- **Available records**:
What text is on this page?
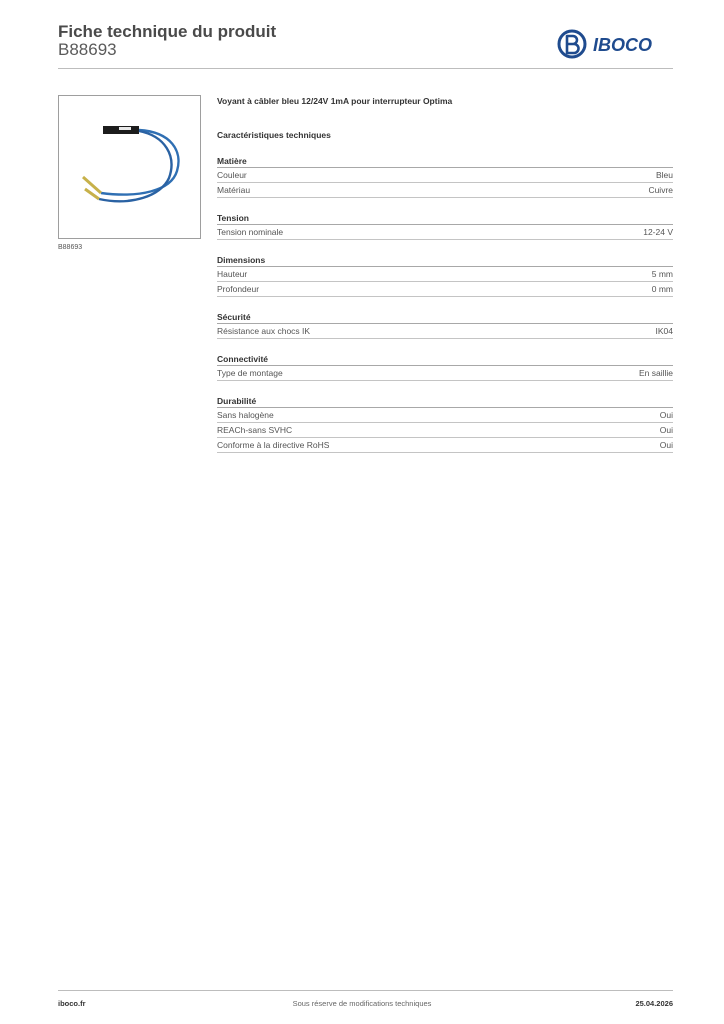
Fiche technique du produit
B88693	IBOCO
B88693
Voyant à câbler bleu 12/24V 1mA pour interrupteur Optima
Caractéristiques techniques
Matière
Couleur	Bleu
Matériau	Cuivre
Tension
Tension nominale	12-24 V
Dimensions
Hauteur	5 mm
Profondeur	0 mm
Sécurité
Résistance aux chocs IK	IK04
Connectivité
Type de montage	En saillie
Durabilité
Sans halogène	Oui
REACh-sans SVHC	Oui
Conforme à la directive RoHS	Oui
iboco.fr	Sous réserve de modifications techniques	25.04.2026
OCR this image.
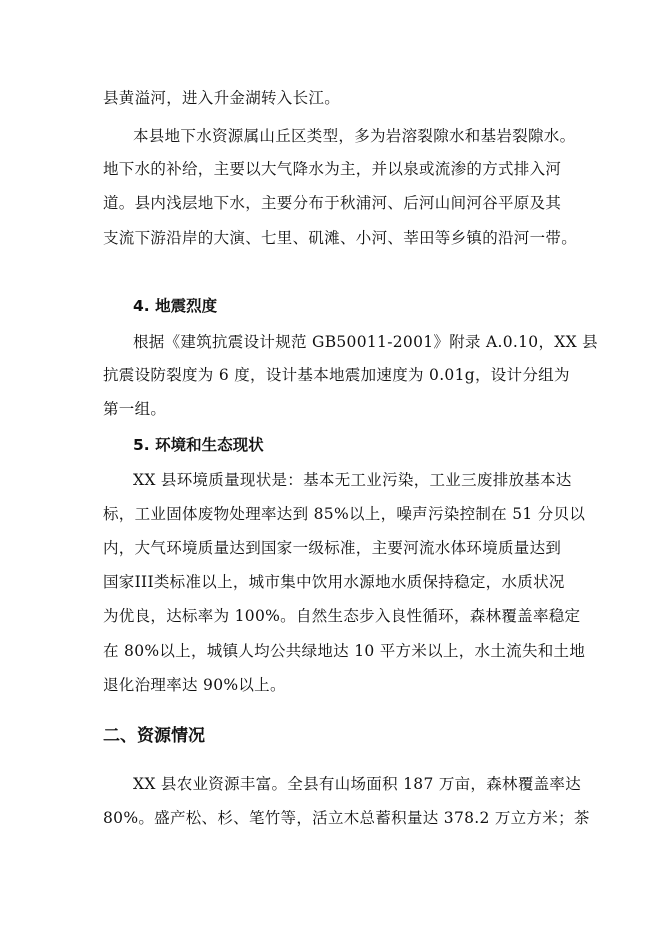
县黄溢河，进入升金湖转入长江。
本县地下水资源属山丘区类型，多为岩溶裂隙水和基岩裂隙水。
地下水的补给，主要以大气降水为主，并以泉或流渗的方式排入河
道。县内浅层地下水，主要分布于秋浦河、后河山间河谷平原及其
支流下游沿岸的大演、七里、矶滩、小河、莘田等乡镇的沿河一带。
4. 地震烈度
根据《建筑抗震设计规范 GB50011-2001》附录 A.0.10，XX 县
抗震设防裂度为 6 度，设计基本地震加速度为 0.01g，设计分组为
第一组。
5. 环境和生态现状
XX 县环境质量现状是：基本无工业污染，工业三废排放基本达
标，工业固体废物处理率达到 85%以上，噪声污染控制在 51 分贝以
内，大气环境质量达到国家一级标准，主要河流水体环境质量达到
国家III类标准以上，城市集中饮用水源地水质保持稳定，水质状况
为优良，达标率为 100%。自然生态步入良性循环，森林覆盖率稳定
在 80%以上，城镇人均公共绿地达 10 平方米以上，水土流失和土地
退化治理率达 90%以上。
二、资源情况
XX 县农业资源丰富。全县有山场面积 187 万亩，森林覆盖率达
80%。盛产松、杉、笔竹等，活立木总蓄积量达 378.2 万立方米；茶
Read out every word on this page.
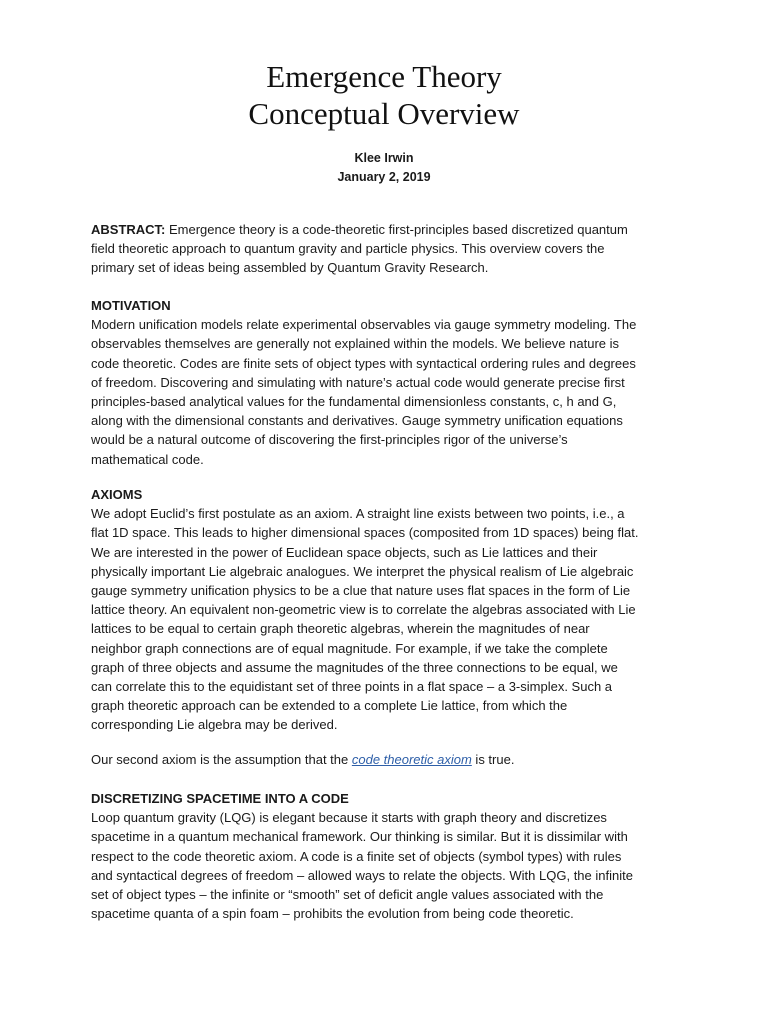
Emergence Theory
Conceptual Overview
Klee Irwin
January 2, 2019
ABSTRACT: Emergence theory is a code-theoretic first-principles based discretized quantum
field theoretic approach to quantum gravity and particle physics. This overview covers the
primary set of ideas being assembled by Quantum Gravity Research.
MOTIVATION
Modern unification models relate experimental observables via gauge symmetry modeling. The
observables themselves are generally not explained within the models. We believe nature is
code theoretic. Codes are finite sets of object types with syntactical ordering rules and degrees
of freedom. Discovering and simulating with nature’s actual code would generate precise first
principles-based analytical values for the fundamental dimensionless constants, c, h and G,
along with the dimensional constants and derivatives. Gauge symmetry unification equations
would be a natural outcome of discovering the first-principles rigor of the universe’s
mathematical code.
AXIOMS
We adopt Euclid’s first postulate as an axiom. A straight line exists between two points, i.e., a
flat 1D space. This leads to higher dimensional spaces (composited from 1D spaces) being flat.
We are interested in the power of Euclidean space objects, such as Lie lattices and their
physically important Lie algebraic analogues. We interpret the physical realism of Lie algebraic
gauge symmetry unification physics to be a clue that nature uses flat spaces in the form of Lie
lattice theory. An equivalent non-geometric view is to correlate the algebras associated with Lie
lattices to be equal to certain graph theoretic algebras, wherein the magnitudes of near
neighbor graph connections are of equal magnitude. For example, if we take the complete
graph of three objects and assume the magnitudes of the three connections to be equal, we
can correlate this to the equidistant set of three points in a flat space – a 3-simplex. Such a
graph theoretic approach can be extended to a complete Lie lattice, from which the
corresponding Lie algebra may be derived.
Our second axiom is the assumption that the code theoretic axiom is true.
DISCRETIZING SPACETIME INTO A CODE
Loop quantum gravity (LQG) is elegant because it starts with graph theory and discretizes
spacetime in a quantum mechanical framework. Our thinking is similar. But it is dissimilar with
respect to the code theoretic axiom. A code is a finite set of objects (symbol types) with rules
and syntactical degrees of freedom – allowed ways to relate the objects. With LQG, the infinite
set of object types – the infinite or “smooth” set of deficit angle values associated with the
spacetime quanta of a spin foam – prohibits the evolution from being code theoretic.
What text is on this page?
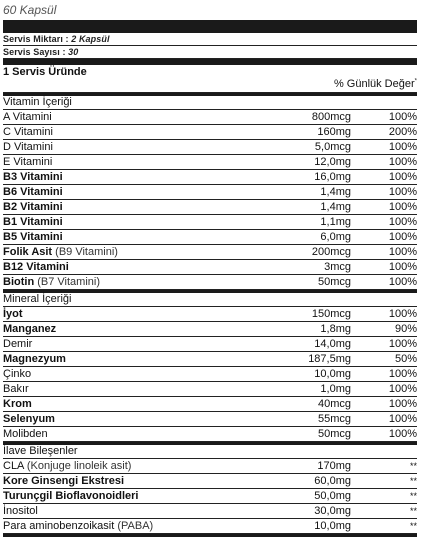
60 Kapsül
Servis Miktarı : 2 Kapsül
Servis Sayısı : 30
1 Servis Üründe
% Günlük Değer*
Vitamin İçeriği
A Vitamini	800mcg	100%
C Vitamini	160mg	200%
D Vitamini	5,0mcg	100%
E Vitamini	12,0mg	100%
B3 Vitamini	16,0mg	100%
B6 Vitamini	1,4mg	100%
B2 Vitamini	1,4mg	100%
B1 Vitamini	1,1mg	100%
B5 Vitamini	6,0mg	100%
Folik Asit (B9 Vitamini)	200mcg	100%
B12 Vitamini	3mcg	100%
Biotin (B7 Vitamini)	50mcg	100%
Mineral İçeriği
İyot	150mcg	100%
Manganez	1,8mg	90%
Demir	14,0mg	100%
Magnezyum	187,5mg	50%
Çinko	10,0mg	100%
Bakır	1,0mg	100%
Krom	40mcg	100%
Selenyum	55mcg	100%
Molibden	50mcg	100%
İlave Bileşenler
CLA (Konjuge linoleik asit)	170mg	**
Kore Ginsengi Ekstresi	60,0mg	**
Turunçgil Bioflavonoidleri	50,0mg	**
İnositol	30,0mg	**
Para aminobenzoikasit (PABA)	10,0mg	**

- **The task**: Identify the lines of the data that contain the word "Vitamini". Copy each of them.

- **Exercise output**:
A Vitamini	800mcg	100%
C Vitamini	160mg	200%
D Vitamini	5,0mcg	100%
E Vitamini	12,0mg	100%
B3 Vitamini	16,0mg	100%
B6 Vitamini	1,4mg	100%
B2 Vitamini	1,4mg	100%
B1 Vitamini	1,1mg	100%
B5 Vitamini	6,0mg	100%
Folik Asit (B9 Vitamini)	200mcg	100%
B12 Vitamini	3mcg	100%
Biotin (B7 Vitamini)	50mcg	100%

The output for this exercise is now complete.